— START —

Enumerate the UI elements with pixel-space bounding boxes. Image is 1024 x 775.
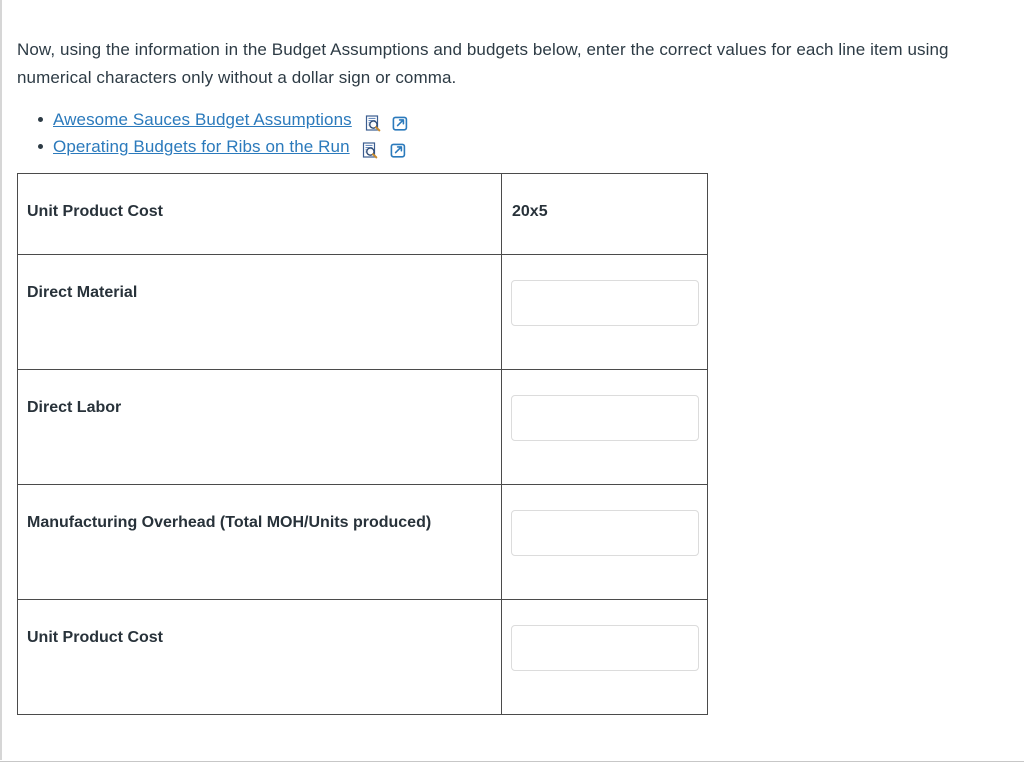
open-in-new-window-icon[interactable]	[390, 142, 407, 159]
bullet-marker	[38, 117, 43, 122]
header-cell-year: 20x5	[501, 173, 708, 255]
header-label-text: Unit Product Cost	[27, 203, 163, 220]
input-direct-labor[interactable]	[511, 395, 699, 441]
footer-divider	[0, 761, 1024, 762]
table-row: Direct Labor	[17, 369, 708, 485]
list-item: Awesome Sauces Budget Assumptions	[17, 106, 1007, 133]
link-awesome-sauces-budget-assumptions[interactable]: Awesome Sauces Budget Assumptions	[53, 110, 352, 129]
row-value-cell-manufacturing-overhead	[501, 484, 708, 600]
row-label-unit-product-cost: Unit Product Cost	[27, 629, 163, 646]
resource-link-list: Awesome Sauces Budget Assumptions Operat…	[17, 106, 1007, 160]
row-label-cell-direct-labor: Direct Labor	[17, 369, 502, 485]
page-left-border	[0, 0, 2, 760]
table-row: Direct Material	[17, 254, 708, 370]
list-item: Operating Budgets for Ribs on the Run	[17, 133, 1007, 160]
row-value-cell-direct-material	[501, 254, 708, 370]
question-content: Now, using the information in the Budget…	[17, 0, 1007, 715]
bullet-marker	[38, 144, 43, 149]
row-label-cell-unit-product-cost: Unit Product Cost	[17, 599, 502, 715]
table-row: Manufacturing Overhead (Total MOH/Units …	[17, 484, 708, 600]
open-in-new-window-icon[interactable]	[392, 115, 409, 132]
row-label-cell-manufacturing-overhead: Manufacturing Overhead (Total MOH/Units …	[17, 484, 502, 600]
unit-product-cost-table: Unit Product Cost 20x5 Direct Material D…	[17, 173, 708, 715]
document-preview-icon[interactable]	[365, 115, 382, 132]
header-cell-label: Unit Product Cost	[17, 173, 502, 255]
table-row: Unit Product Cost	[17, 599, 708, 715]
row-label-direct-labor: Direct Labor	[27, 399, 122, 416]
input-unit-product-cost[interactable]	[511, 625, 699, 671]
header-year-text: 20x5	[512, 203, 548, 220]
input-direct-material[interactable]	[511, 280, 699, 326]
link-icon-group	[365, 109, 416, 136]
row-value-cell-direct-labor	[501, 369, 708, 485]
link-icon-group	[362, 136, 413, 163]
link-operating-budgets-ribs-on-the-run[interactable]: Operating Budgets for Ribs on the Run	[53, 137, 350, 156]
row-label-manufacturing-overhead: Manufacturing Overhead (Total MOH/Units …	[27, 514, 432, 531]
row-label-direct-material: Direct Material	[27, 284, 138, 301]
question-instructions: Now, using the information in the Budget…	[17, 40, 949, 87]
input-manufacturing-overhead[interactable]	[511, 510, 699, 556]
document-preview-icon[interactable]	[362, 142, 379, 159]
row-value-cell-unit-product-cost	[501, 599, 708, 715]
row-label-cell-direct-material: Direct Material	[17, 254, 502, 370]
table-header-row: Unit Product Cost 20x5	[17, 173, 708, 255]
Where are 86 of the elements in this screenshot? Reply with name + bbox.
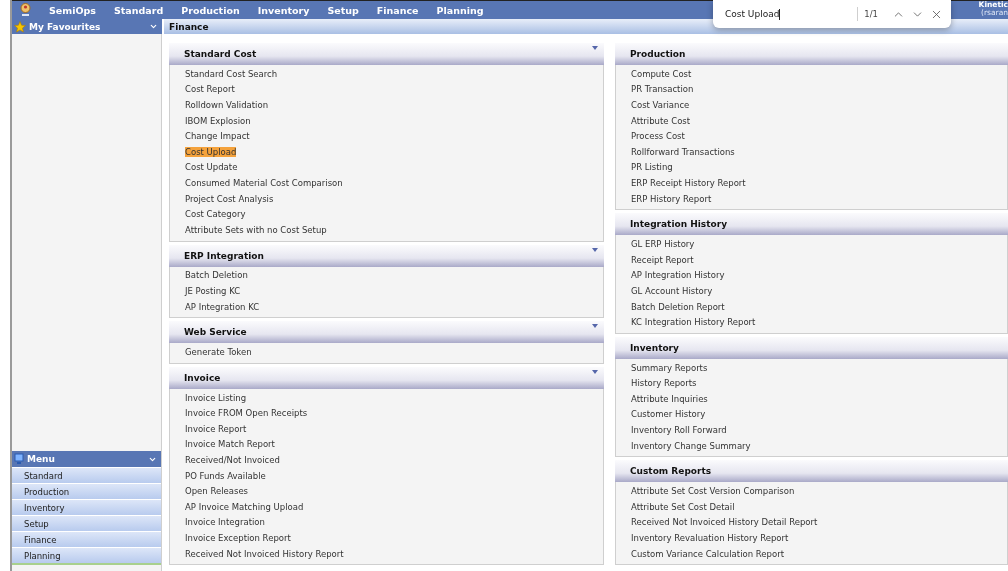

— END —

Recast the lines above as a JSON list of strings, one string per line, leaving out blank lines and the pictures.

[
  "Enumerate the UI elements with pixel-space bounding boxes. Image is 1024 x 775.",
  "open-in-new-window-icon[interactable]\t[390, 142, 407, 159]",
  "bullet-marker\t[38, 117, 43, 122]",
  "header-cell-year: 20x5\t[501, 173, 708, 255]",
  "header-label-text: Unit Product Cost\t[27, 203, 163, 220]",
  "input-direct-labor[interactable]\t[511, 395, 699, 441]",
  "footer-divider\t[0, 761, 1024, 762]",
  "table-row: Direct Labor\t[17, 369, 708, 485]",
  "list-item: Awesome Sauces Budget Assumptions\t[17, 106, 1007, 133]",
  "link-awesome-sauces-budget-assumptions[interactable]: Awesome Sauces Budget Assumptions\t[53, 110, 352, 129]",
  "row-value-cell-manufacturing-overhead\t[501, 484, 708, 600]",
  "row-label-unit-product-cost: Unit Product Cost\t[27, 629, 163, 646]",
  "resource-link-list: Awesome Sauces Budget Assumptions Operat…\t[17, 106, 1007, 160]",
  "row-label-cell-direct-labor: Direct Labor\t[17, 369, 502, 485]",
  "page-left-border\t[0, 0, 2, 760]",
  "table-row: Direct Material\t[17, 254, 708, 370]",
  "list-item: Operating Budgets for Ribs on the Run\t[17, 133, 1007, 160]",
  "row-value-cell-direct-material\t[501, 254, 708, 370]",
  "question-content: Now, using the information in the Budget…\t[17, 0, 1007, 715]",
  "bullet-marker\t[38, 144, 43, 149]",
  "row-label-cell-unit-product-cost: Unit Product Cost\t[17, 599, 502, 715]",
  "table-row: Manufacturing Overhead (Total MOH/Units …\t[17, 484, 708, 600]",
  "open-in-new-window-icon[interactable]\t[392, 115, 409, 132]",
  "row-label-cell-manufacturing-overhead: Manufacturing Overhead (Total MOH/Units …\t[17, 484, 502, 600]",
  "unit-product-cost-table: Unit Product Cost 20x5 Direct Material D…\t[17, 173, 708, 715]",
  "document-preview-icon[interactable]\t[365, 115, 382, 132]",
  "header-cell-label: Unit Product Cost\t[17, 173, 502, 255]",
  "table-row: Unit Product Cost\t[17, 599, 708, 715]",
  "row-label-direct-labor: Direct Labor\t[27, 399, 122, 416]",
  "input-unit-product-cost[interactable]\t[511, 625, 699, 671]",
  "header-year-text: 20x5\t[512, 203, 548, 220]",
  "input-direct-material[interactable]\t[511, 280, 699, 326]",
  "link-icon-group\t[365, 109, 416, 136]",
  "row-value-cell-direct-labor\t[501, 369, 708, 485]",
  "link-icon-group\t[362, 136, 413, 163]",
  "link-operating-budgets-ribs-on-the-run[interactable]: Operating Budgets for Ribs on the Run\t[53, 137, 350, 156]",
  "row-label-manufacturing-overhead: Manufacturing Overhead (Total MOH/Units …\t[27, 514, 432, 531]",
  "row-label-direct-material: Direct Material\t[27, 284, 138, 301]",
  "question-instructions: Now, using the information in the Budget…\t[17, 40, 949, 87]",
  "input-manufacturing-overhead[interactable]\t[511, 510, 699, 556]",
  "document-preview-icon[interactable]\t[362, 142, 379, 159]",
  "row-value-cell-unit-product-cost\t[501, 599, 708, 715]",
  "row-label-cell-direct-material: Direct Material\t[17, 254, 502, 370]",
  "table-header-row: Unit Product Cost 20x5\t[17, 173, 708, 255]",
  "Where are 86 of the elements in this screenshot? Reply with name + bbox."
]